Hasta ahora, reconocer y abrazar una vocación ha sido empresa ardua y casi heroica. Como almas encadenadas a los engranajes de la subsistencia, hemos vivido atrapados en la necesidad apremiante de satisfacer lo básico, esclavos de compromisos vitales ineludibles, arrastrados por la inercia implacable de un sistema burocrático, gris y desalmado. Solo unos pocos espíritus visionarios, héroes silenciosos de lo esencial, lograban escapar de aquella prisión invisible. Pero algo ha comenzado a cambiar. La puerta de la jaula —forjada en hierro racional y cemento funcional— se ha entreabierto, dejando filtrar un rayo de aurora esperanzadora. Hoy, la satisfacción de las necesidades elementales empieza a ser comprendida como un derecho sagrado, inalienable, natural. Los grilletes del deber comienzan a aflojarse, y la tecnología —esa fuerza ambivalente de Prometeo y Apolo— nos concede no solo tiempo, sino una potencia de actuar multiplicada, un poder casi demiúrgico de creación. Podríamos repetir con Baltasar Gracián, como quien recita un oráculo antiguo: «Todo está ya en su punto, y el ser persona en el mayor. Más se requiere hoy para un sabio que antiguamente para siete; y más es menester para tratar con un solo hombre en estos tiempos que con todo un pueblo en los pasados». Efectivamente, todo parece estar ya en su punto. El mundo se encuentra al borde de una transfiguración silenciosa. Por primera vez en la historia, todos los hombres y mujeres pueden oír, si guardan silencio, el susurro de su verdadera vocación. Mientras Apolo, con su luz geométrica, rige los algoritmos y los grandes centros de datos, Dionisio —el dios ebriamente luminoso— se adueña del alma humana, incendiándola con la llama de lo irrepetible, de lo único, de lo sagrado que no sirve para nada… salvo para devolvernos a nosotros mismos.

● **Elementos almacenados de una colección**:
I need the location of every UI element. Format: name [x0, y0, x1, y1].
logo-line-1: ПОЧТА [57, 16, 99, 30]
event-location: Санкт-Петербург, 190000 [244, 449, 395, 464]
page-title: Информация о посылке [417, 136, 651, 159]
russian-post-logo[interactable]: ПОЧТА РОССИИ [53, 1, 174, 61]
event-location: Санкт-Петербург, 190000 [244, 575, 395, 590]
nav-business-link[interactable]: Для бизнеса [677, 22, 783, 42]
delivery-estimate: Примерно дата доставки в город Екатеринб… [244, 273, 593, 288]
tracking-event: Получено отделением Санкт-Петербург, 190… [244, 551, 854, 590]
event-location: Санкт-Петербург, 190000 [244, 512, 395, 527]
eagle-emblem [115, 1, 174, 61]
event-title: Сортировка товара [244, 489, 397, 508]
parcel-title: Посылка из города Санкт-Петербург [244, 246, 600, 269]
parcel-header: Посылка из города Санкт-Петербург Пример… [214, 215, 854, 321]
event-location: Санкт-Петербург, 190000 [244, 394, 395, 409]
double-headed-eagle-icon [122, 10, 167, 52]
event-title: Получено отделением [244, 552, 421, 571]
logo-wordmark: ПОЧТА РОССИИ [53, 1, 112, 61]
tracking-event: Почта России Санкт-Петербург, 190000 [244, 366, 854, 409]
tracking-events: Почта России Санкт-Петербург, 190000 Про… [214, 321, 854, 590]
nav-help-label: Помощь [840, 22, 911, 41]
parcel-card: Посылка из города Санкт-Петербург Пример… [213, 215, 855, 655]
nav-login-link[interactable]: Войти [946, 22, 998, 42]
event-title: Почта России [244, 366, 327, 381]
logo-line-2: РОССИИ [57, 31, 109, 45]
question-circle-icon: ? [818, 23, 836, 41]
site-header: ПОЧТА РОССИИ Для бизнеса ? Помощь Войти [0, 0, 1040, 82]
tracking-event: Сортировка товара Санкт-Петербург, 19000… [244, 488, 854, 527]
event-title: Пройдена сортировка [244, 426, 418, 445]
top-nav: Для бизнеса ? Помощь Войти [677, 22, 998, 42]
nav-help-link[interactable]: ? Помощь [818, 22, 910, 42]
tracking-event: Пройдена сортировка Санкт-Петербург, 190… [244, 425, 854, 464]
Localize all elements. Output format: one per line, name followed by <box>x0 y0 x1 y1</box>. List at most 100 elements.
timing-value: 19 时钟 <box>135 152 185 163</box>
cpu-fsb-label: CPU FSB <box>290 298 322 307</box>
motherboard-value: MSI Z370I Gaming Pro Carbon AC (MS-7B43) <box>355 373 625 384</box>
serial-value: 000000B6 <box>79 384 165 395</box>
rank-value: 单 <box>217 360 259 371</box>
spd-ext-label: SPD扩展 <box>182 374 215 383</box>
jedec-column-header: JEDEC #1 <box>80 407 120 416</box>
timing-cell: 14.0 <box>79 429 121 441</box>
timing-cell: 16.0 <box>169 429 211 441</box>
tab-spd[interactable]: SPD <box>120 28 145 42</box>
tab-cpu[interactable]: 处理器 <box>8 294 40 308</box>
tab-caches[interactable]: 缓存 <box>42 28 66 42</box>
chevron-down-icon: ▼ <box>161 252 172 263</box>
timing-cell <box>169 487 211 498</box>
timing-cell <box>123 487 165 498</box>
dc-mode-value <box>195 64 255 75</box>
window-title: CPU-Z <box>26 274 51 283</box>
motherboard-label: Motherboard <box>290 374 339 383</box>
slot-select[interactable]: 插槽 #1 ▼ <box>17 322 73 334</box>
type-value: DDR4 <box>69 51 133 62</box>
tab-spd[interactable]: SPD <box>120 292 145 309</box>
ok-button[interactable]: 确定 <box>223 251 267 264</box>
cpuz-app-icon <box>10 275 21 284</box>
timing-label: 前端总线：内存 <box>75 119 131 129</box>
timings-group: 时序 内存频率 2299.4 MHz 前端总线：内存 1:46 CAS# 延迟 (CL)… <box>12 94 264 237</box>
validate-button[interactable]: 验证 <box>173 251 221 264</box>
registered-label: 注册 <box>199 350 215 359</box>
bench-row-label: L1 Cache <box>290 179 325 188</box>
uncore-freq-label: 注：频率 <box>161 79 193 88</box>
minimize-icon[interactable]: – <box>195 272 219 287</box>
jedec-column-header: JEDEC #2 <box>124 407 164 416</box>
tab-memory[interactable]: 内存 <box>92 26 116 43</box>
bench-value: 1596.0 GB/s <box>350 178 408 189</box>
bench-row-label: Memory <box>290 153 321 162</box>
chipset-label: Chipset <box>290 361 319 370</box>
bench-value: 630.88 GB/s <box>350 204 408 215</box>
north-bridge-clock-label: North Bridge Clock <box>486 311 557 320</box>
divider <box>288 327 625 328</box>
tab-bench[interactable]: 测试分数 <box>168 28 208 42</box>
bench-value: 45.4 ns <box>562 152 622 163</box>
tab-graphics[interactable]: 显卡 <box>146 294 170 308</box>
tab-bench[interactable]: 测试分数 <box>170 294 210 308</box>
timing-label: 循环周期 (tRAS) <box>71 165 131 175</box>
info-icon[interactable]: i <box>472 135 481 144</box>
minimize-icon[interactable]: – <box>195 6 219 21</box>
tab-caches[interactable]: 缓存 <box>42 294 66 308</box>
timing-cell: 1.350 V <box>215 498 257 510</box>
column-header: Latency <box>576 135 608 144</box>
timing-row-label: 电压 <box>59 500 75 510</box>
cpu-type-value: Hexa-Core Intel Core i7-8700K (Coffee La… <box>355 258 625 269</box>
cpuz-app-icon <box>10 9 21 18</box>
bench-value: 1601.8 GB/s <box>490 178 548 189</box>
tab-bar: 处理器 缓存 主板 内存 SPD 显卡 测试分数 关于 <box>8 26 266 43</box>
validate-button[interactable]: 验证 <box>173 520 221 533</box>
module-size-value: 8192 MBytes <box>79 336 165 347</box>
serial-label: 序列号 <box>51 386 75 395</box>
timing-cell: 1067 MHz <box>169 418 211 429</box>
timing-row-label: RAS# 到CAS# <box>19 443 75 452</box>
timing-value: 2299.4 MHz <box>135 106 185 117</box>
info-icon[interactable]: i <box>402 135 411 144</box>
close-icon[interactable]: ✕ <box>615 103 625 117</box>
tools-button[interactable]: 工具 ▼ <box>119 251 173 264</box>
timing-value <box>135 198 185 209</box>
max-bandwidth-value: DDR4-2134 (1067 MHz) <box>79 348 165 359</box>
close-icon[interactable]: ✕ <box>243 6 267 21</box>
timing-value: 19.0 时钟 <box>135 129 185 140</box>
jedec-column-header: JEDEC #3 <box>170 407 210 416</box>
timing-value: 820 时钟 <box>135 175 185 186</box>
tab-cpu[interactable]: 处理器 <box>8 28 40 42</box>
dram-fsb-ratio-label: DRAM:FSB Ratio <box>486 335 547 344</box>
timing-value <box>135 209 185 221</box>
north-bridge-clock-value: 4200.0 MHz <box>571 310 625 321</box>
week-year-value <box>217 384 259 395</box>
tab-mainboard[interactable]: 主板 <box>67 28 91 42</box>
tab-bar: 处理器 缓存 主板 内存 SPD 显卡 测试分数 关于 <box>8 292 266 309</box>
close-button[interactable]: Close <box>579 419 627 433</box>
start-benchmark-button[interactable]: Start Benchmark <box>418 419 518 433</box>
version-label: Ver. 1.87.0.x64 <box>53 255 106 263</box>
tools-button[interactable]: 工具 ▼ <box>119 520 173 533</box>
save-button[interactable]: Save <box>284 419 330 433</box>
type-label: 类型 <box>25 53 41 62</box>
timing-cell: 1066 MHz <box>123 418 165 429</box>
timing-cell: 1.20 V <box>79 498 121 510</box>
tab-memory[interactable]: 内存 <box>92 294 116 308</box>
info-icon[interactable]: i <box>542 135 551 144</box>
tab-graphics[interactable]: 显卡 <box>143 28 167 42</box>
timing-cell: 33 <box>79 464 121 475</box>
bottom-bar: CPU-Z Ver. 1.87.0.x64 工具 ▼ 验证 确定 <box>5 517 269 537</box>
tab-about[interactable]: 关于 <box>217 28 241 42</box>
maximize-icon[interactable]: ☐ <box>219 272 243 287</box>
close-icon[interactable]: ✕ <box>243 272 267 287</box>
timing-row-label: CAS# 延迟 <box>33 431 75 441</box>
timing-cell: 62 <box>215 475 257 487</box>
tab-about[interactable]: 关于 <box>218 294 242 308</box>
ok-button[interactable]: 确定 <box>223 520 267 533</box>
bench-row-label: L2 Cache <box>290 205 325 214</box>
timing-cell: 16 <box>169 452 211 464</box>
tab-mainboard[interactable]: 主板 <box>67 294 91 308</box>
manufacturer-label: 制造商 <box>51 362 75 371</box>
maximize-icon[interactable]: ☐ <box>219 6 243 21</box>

● **Tus tareas**:
- 1) Enumera las figuras de la mitología griega que se nombran en el fragmento.
- 2) Cita literalmente los registros desde su comienzo hasta la línea que contiene "event-title: Сортировка товара", ambas incluidas.

● **Resultados del ejercicio**:
- 1) Prometeo, Apolo, Dionisio

- 2)
I need the location of every UI element. Format: name [x0, y0, x1, y1].
logo-line-1: ПОЧТА [57, 16, 99, 30]
event-location: Санкт-Петербург, 190000 [244, 449, 395, 464]
page-title: Информация о посылке [417, 136, 651, 159]
russian-post-logo[interactable]: ПОЧТА РОССИИ [53, 1, 174, 61]
event-location: Санкт-Петербург, 190000 [244, 575, 395, 590]
nav-business-link[interactable]: Для бизнеса [677, 22, 783, 42]
delivery-estimate: Примерно дата доставки в город Екатеринб… [244, 273, 593, 288]
tracking-event: Получено отделением Санкт-Петербург, 190… [244, 551, 854, 590]
event-location: Санкт-Петербург, 190000 [244, 512, 395, 527]
eagle-emblem [115, 1, 174, 61]
event-title: Сортировка товара [244, 489, 397, 508]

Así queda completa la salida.